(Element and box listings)
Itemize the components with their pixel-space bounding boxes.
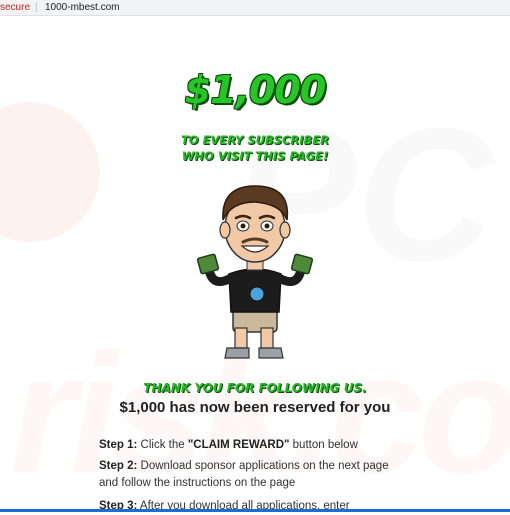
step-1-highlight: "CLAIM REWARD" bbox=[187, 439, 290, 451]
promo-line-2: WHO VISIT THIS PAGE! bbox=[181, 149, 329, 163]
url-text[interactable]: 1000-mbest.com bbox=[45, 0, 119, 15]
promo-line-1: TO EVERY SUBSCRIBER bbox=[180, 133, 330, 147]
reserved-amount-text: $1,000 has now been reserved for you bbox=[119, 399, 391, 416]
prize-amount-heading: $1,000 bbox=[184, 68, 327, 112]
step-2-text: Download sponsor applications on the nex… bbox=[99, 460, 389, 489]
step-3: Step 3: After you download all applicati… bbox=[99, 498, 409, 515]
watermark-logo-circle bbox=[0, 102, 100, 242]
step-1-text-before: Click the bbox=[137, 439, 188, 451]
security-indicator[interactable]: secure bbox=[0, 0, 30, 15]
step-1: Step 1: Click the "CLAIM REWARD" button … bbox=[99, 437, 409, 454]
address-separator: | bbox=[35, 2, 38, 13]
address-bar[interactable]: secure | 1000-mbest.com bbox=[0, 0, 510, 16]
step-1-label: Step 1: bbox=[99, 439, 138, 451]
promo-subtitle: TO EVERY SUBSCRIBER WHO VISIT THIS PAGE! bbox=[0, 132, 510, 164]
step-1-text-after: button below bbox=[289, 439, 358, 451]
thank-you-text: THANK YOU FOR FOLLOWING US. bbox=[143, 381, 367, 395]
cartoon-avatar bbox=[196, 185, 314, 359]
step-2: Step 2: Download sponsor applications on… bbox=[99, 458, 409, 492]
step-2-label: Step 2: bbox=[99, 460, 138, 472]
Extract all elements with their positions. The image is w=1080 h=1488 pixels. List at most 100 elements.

### What is being asked:
Render every line of the listing above as a numbered list, skipping blank lines and leaving out the pictures.

### The answer:
1. Itemize the components with their pixel-space bounding boxes.
2. step-1-highlight: "CLAIM REWARD" bbox=[187, 439, 290, 451]
3. promo-line-2: WHO VISIT THIS PAGE! bbox=[181, 149, 329, 163]
4. url-text[interactable]: 1000-mbest.com bbox=[45, 0, 119, 15]
5. promo-line-1: TO EVERY SUBSCRIBER bbox=[180, 133, 330, 147]
6. reserved-amount-text: $1,000 has now been reserved for you bbox=[119, 399, 391, 416]
7. prize-amount-heading: $1,000 bbox=[184, 68, 327, 112]
8. step-2-text: Download sponsor applications on the nex… bbox=[99, 460, 389, 489]
9. step-3: Step 3: After you download all applicati… bbox=[99, 498, 409, 515]
10. watermark-logo-circle bbox=[0, 102, 100, 242]
11. step-1-text-before: Click the bbox=[137, 439, 188, 451]
12. security-indicator[interactable]: secure bbox=[0, 0, 30, 15]
13. step-1: Step 1: Click the "CLAIM REWARD" button … bbox=[99, 437, 409, 454]
14. address-separator: | bbox=[35, 2, 38, 13]
15. address-bar[interactable]: secure | 1000-mbest.com bbox=[0, 0, 510, 16]
16. step-1-label: Step 1: bbox=[99, 439, 138, 451]
17. promo-subtitle: TO EVERY SUBSCRIBER WHO VISIT THIS PAGE! bbox=[0, 132, 510, 164]
18. step-1-text-after: button below bbox=[289, 439, 358, 451]
19. thank-you-text: THANK YOU FOR FOLLOWING US. bbox=[143, 381, 367, 395]
20. cartoon-avatar bbox=[196, 185, 314, 359]
21. step-2: Step 2: Download sponsor applications on… bbox=[99, 458, 409, 492]
22. step-2-label: Step 2: bbox=[99, 460, 138, 472]
23. Extract all elements with their positions. The image is w=1080 h=1488 pixels. List at most 100 elements.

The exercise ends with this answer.